Dataset records
*****

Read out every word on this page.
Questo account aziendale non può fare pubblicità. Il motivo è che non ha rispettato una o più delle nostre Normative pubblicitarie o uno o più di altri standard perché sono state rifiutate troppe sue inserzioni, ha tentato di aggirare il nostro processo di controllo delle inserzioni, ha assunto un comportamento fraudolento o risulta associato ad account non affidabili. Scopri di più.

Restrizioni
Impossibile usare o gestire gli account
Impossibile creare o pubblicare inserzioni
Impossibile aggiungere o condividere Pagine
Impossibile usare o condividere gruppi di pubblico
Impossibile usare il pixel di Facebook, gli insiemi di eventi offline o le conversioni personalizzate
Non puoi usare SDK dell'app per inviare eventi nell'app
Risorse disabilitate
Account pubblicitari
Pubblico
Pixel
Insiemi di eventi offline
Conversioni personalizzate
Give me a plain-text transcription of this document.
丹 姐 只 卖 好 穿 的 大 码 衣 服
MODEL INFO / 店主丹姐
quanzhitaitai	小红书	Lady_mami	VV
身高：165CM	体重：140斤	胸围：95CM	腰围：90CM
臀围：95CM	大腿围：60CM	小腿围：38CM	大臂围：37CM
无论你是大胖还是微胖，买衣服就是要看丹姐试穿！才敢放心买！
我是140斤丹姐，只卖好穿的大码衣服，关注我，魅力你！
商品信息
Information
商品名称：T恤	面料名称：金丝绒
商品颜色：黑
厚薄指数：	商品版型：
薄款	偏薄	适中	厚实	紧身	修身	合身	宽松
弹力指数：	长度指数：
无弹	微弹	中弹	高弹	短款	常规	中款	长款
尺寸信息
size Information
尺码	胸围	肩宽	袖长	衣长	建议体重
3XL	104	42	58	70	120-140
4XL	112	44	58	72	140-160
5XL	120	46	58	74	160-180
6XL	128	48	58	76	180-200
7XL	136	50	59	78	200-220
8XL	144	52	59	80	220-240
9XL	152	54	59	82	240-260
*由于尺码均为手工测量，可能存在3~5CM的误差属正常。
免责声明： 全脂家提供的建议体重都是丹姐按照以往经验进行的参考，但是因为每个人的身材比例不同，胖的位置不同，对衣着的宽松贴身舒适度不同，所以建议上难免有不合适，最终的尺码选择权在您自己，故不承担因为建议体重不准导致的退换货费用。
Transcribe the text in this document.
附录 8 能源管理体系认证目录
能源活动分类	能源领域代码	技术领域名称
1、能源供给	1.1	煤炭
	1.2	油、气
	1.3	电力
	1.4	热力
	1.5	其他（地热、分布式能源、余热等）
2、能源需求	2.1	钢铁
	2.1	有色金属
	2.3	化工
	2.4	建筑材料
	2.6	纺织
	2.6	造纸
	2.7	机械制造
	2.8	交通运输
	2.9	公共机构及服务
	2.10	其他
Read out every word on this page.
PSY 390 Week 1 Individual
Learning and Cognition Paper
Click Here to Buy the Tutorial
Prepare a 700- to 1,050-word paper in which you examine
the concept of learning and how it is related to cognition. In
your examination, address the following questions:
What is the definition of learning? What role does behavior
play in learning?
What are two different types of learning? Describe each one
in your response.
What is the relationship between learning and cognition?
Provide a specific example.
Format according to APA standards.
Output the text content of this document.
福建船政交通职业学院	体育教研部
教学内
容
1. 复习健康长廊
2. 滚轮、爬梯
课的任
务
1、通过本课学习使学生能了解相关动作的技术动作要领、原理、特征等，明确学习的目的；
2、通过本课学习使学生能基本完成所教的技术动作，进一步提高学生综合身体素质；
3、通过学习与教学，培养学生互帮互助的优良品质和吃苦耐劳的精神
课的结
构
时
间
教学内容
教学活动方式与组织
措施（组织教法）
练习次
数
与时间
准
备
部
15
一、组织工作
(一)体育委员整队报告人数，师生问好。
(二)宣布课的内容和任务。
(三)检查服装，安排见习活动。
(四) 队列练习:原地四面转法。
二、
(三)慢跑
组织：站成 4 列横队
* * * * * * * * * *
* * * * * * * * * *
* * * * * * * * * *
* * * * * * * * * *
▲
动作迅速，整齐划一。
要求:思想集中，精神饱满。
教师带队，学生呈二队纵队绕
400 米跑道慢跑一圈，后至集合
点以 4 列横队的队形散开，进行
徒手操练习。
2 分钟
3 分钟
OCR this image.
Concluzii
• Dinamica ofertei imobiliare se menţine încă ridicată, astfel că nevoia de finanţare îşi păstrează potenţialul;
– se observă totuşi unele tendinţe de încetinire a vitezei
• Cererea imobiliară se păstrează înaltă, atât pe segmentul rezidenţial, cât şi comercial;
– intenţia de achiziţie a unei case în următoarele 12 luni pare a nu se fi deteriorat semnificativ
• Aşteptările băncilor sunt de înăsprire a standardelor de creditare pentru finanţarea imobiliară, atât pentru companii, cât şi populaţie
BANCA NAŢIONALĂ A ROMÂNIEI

*****

[WHAT TO WORK ON]
Report every line in the data above in which the word "usare" appears.

[REPLY]
Impossibile usare o gestire gli account
Impossibile usare o condividere gruppi di pubblico
Impossibile usare il pixel di Facebook, gli insiemi di eventi offline o le conversioni personalizzate
Non puoi usare SDK dell'app per inviare eventi nell'app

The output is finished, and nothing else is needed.